##### Records to process #####

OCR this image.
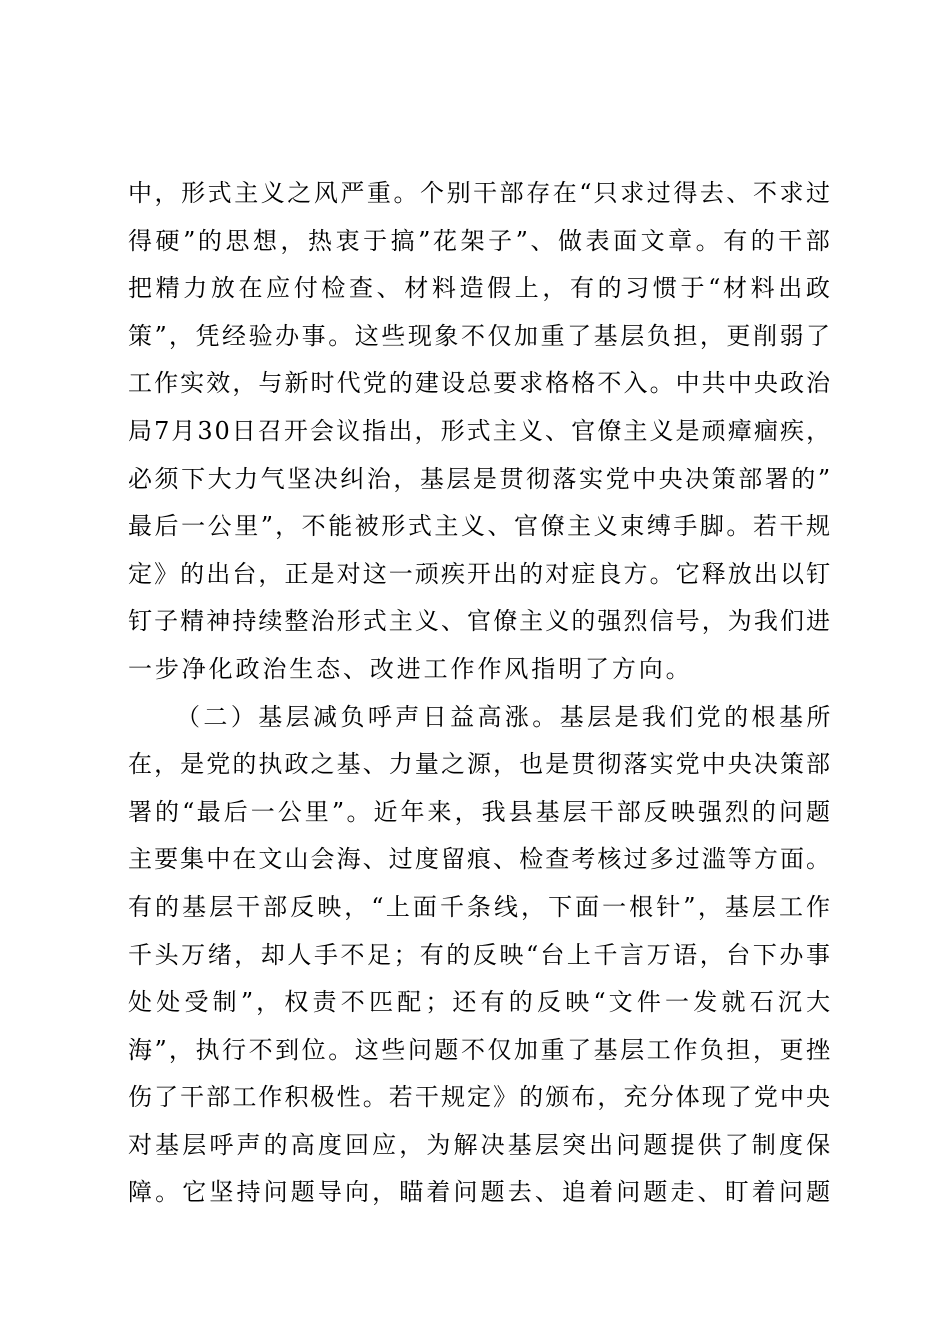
中 ， 形 式 主 义 之 风 严 重 。 个 别 干 部 存 在 “ 只 求 过 得 去 、 不 求 过
得 硬 ” 的 思 想 ， 热 衷 于 搞 ” 花 架 子 ” 、 做 表 面 文 章 。 有 的 干 部
把 精 力 放 在 应 付 检 查 、 材 料 造 假 上 ， 有 的 习 惯 于 “ 材 料 出 政
策 ” ， 凭 经 验 办 事 。 这 些 现 象 不 仅 加 重 了 基 层 负 担 ， 更 削 弱 了
工 作 实 效 ， 与 新 时 代 党 的 建 设 总 要 求 格 格 不 入 。 中 共 中 央 政 治
局 7 月 3 0 日 召 开 会 议 指 出 ， 形 式 主 义 、 官 僚 主 义 是 顽 瘴 痼 疾 ，
必 须 下 大 力 气 坚 决 纠 治 ， 基 层 是 贯 彻 落 实 党 中 央 决 策 部 署 的 ”
最 后 一 公 里 ” ， 不 能 被 形 式 主 义 、 官 僚 主 义 束 缚 手 脚 。 若 干 规
定 》 的 出 台 ， 正 是 对 这 一 顽 疾 开 出 的 对 症 良 方 。 它 释 放 出 以 钉
钉 子 精 神 持 续 整 治 形 式 主 义 、 官 僚 主 义 的 强 烈 信 号 ， 为 我 们 进
一步净化政治生态、改进工作作风指明了方向。
（ 二 ） 基 层 减 负 呼 声 日 益 高 涨 。 基 层 是 我 们 党 的 根 基 所
在 ， 是 党 的 执 政 之 基 、 力 量 之 源 ， 也 是 贯 彻 落 实 党 中 央 决 策 部
署 的 “ 最 后 一 公 里 ” 。 近 年 来 ， 我 县 基 层 干 部 反 映 强 烈 的 问 题
主 要 集 中 在 文 山 会 海 、 过 度 留 痕 、 检 查 考 核 过 多 过 滥 等 方 面 。
有 的 基 层 干 部 反 映 ， “ 上 面 千 条 线 ， 下 面 一 根 针 ” ， 基 层 工 作
千 头 万 绪 ， 却 人 手 不 足 ； 有 的 反 映 “ 台 上 千 言 万 语 ， 台 下 办 事
处 处 受 制 ” ， 权 责 不 匹 配 ； 还 有 的 反 映 “ 文 件 一 发 就 石 沉 大
海 ” ， 执 行 不 到 位 。 这 些 问 题 不 仅 加 重 了 基 层 工 作 负 担 ， 更 挫
伤 了 干 部 工 作 积 极 性 。 若 干 规 定 》 的 颁 布 ， 充 分 体 现 了 党 中 央
对 基 层 呼 声 的 高 度 回 应 ， 为 解 决 基 层 突 出 问 题 提 供 了 制 度 保
障 。 它 坚 持 问 题 导 向 ， 瞄 着 问 题 去 、 追 着 问 题 走 、 盯 着 问 题
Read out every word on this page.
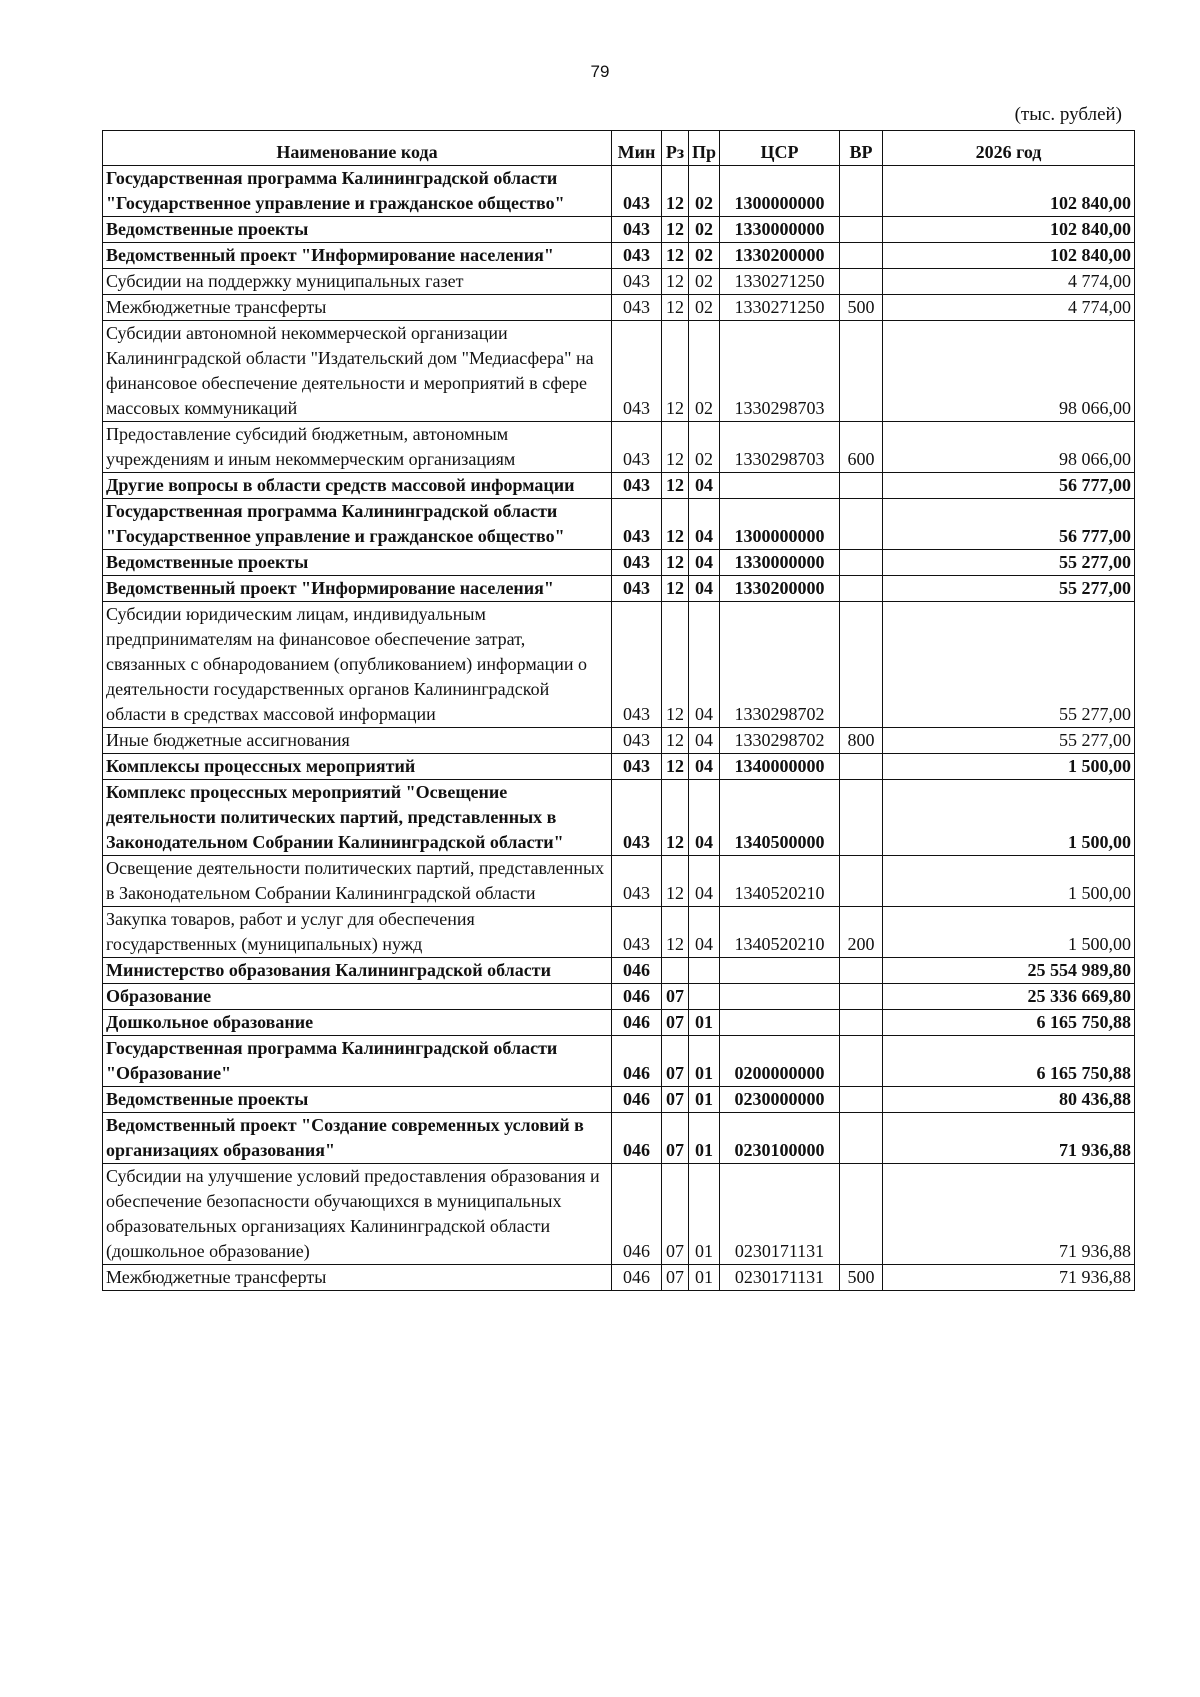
79
(тыс. рублей)
Наименование кода	Мин	Рз	Пр	ЦСР	ВР	2026 год
Государственная программа Калининградской области "Государственное управление и гражданское общество"	043	12	02	1300000000		102 840,00
Ведомственные проекты	043	12	02	1330000000		102 840,00
Ведомственный проект "Информирование населения"	043	12	02	1330200000		102 840,00
Субсидии на поддержку муниципальных газет	043	12	02	1330271250		4 774,00
Межбюджетные трансферты	043	12	02	1330271250	500	4 774,00
Субсидии автономной некоммерческой организации Калининградской области "Издательский дом "Медиасфера" на финансовое обеспечение деятельности и мероприятий в сфере массовых коммуникаций	043	12	02	1330298703		98 066,00
Предоставление субсидий бюджетным, автономным учреждениям и иным некоммерческим организациям	043	12	02	1330298703	600	98 066,00
Другие вопросы в области средств массовой информации	043	12	04			56 777,00
Государственная программа Калининградской области "Государственное управление и гражданское общество"	043	12	04	1300000000		56 777,00
Ведомственные проекты	043	12	04	1330000000		55 277,00
Ведомственный проект "Информирование населения"	043	12	04	1330200000		55 277,00
Субсидии юридическим лицам, индивидуальным предпринимателям на финансовое обеспечение затрат, связанных с обнародованием (опубликованием) информации о деятельности государственных органов Калининградской области в средствах массовой информации	043	12	04	1330298702		55 277,00
Иные бюджетные ассигнования	043	12	04	1330298702	800	55 277,00
Комплексы процессных мероприятий	043	12	04	1340000000		1 500,00
Комплекс процессных мероприятий "Освещение деятельности политических партий, представленных в Законодательном Собрании Калининградской области"	043	12	04	1340500000		1 500,00
Освещение деятельности политических партий, представленных в Законодательном Собрании Калининградской области	043	12	04	1340520210		1 500,00
Закупка товаров, работ и услуг для обеспечения государственных (муниципальных) нужд	043	12	04	1340520210	200	1 500,00
Министерство образования Калининградской области	046					25 554 989,80
Образование	046	07				25 336 669,80
Дошкольное образование	046	07	01			6 165 750,88
Государственная программа Калининградской области "Образование"	046	07	01	0200000000		6 165 750,88
Ведомственные проекты	046	07	01	0230000000		80 436,88
Ведомственный проект "Создание современных условий в организациях образования"	046	07	01	0230100000		71 936,88
Субсидии на улучшение условий предоставления образования и обеспечение безопасности обучающихся в муниципальных образовательных организациях Калининградской области (дошкольное образование)	046	07	01	0230171131		71 936,88
Межбюджетные трансферты	046	07	01	0230171131	500	71 936,88
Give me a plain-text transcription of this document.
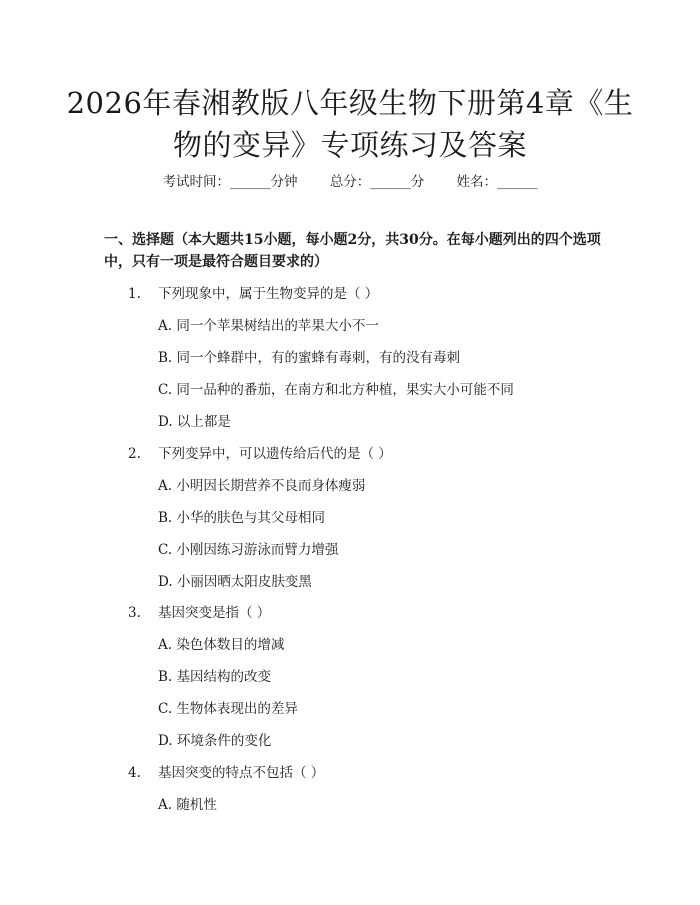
2026年春湘教版八年级生物下册第4章《生
物的变异》专项练习及答案
考试时间：______分钟 总分：______分 姓名：______
一、选择题（本大题共15小题，每小题2分，共30分。在每小题列出的四个选项中，只有一项是最符合题目要求的）
1. 下列现象中，属于生物变异的是（ ）
A. 同一个苹果树结出的苹果大小不一
B. 同一个蜂群中，有的蜜蜂有毒刺，有的没有毒刺
C. 同一品种的番茄，在南方和北方种植，果实大小可能不同
D. 以上都是
2. 下列变异中，可以遗传给后代的是（ ）
A. 小明因长期营养不良而身体瘦弱
B. 小华的肤色与其父母相同
C. 小刚因练习游泳而臂力增强
D. 小丽因晒太阳皮肤变黑
3. 基因突变是指（ ）
A. 染色体数目的增减
B. 基因结构的改变
C. 生物体表现出的差异
D. 环境条件的变化
4. 基因突变的特点不包括（ ）
A. 随机性
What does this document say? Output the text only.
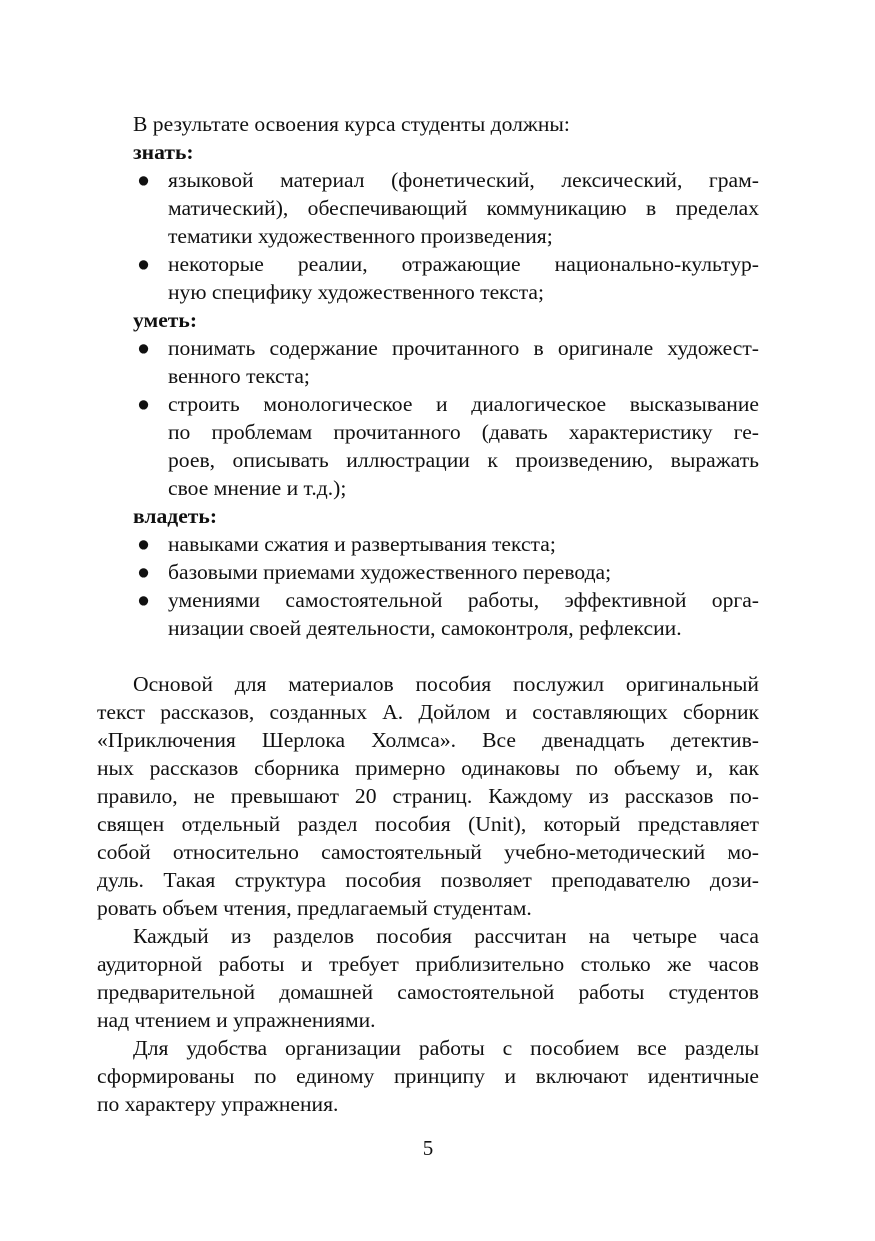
В результате освоения курса студенты должны:
знать:
● языковой материал (фонетический, лексический, грам-
матический), обеспечивающий коммуникацию в пределах
тематики художественного произведения;
● некоторые реалии, отражающие национально-культур-
ную специфику художественного текста;
уметь:
● понимать содержание прочитанного в оригинале художест-
венного текста;
● строить монологическое и диалогическое высказывание
по проблемам прочитанного (давать характеристику ге-
роев, описывать иллюстрации к произведению, выражать
свое мнение и т.д.);
владеть:
● навыками сжатия и развертывания текста;
● базовыми приемами художественного перевода;
● умениями самостоятельной работы, эффективной орга-
низации своей деятельности, самоконтроля, рефлексии.
Основой для материалов пособия послужил оригинальный
текст рассказов, созданных А. Дойлом и составляющих сборник
«Приключения Шерлока Холмса». Все двенадцать детектив-
ных рассказов сборника примерно одинаковы по объему и, как
правило, не превышают 20 страниц. Каждому из рассказов по-
священ отдельный раздел пособия (Unit), который представляет
собой относительно самостоятельный учебно-методический мо-
дуль. Такая структура пособия позволяет преподавателю дози-
ровать объем чтения, предлагаемый студентам.
Каждый из разделов пособия рассчитан на четыре часа
аудиторной работы и требует приблизительно столько же часов
предварительной домашней самостоятельной работы студентов
над чтением и упражнениями.
Для удобства организации работы с пособием все разделы
сформированы по единому принципу и включают идентичные
по характеру упражнения.
5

#####

List the lines that contain the word "document".

• Result for this task
Give me a plain-text transcription of this document.
What does this document say? Output the text only.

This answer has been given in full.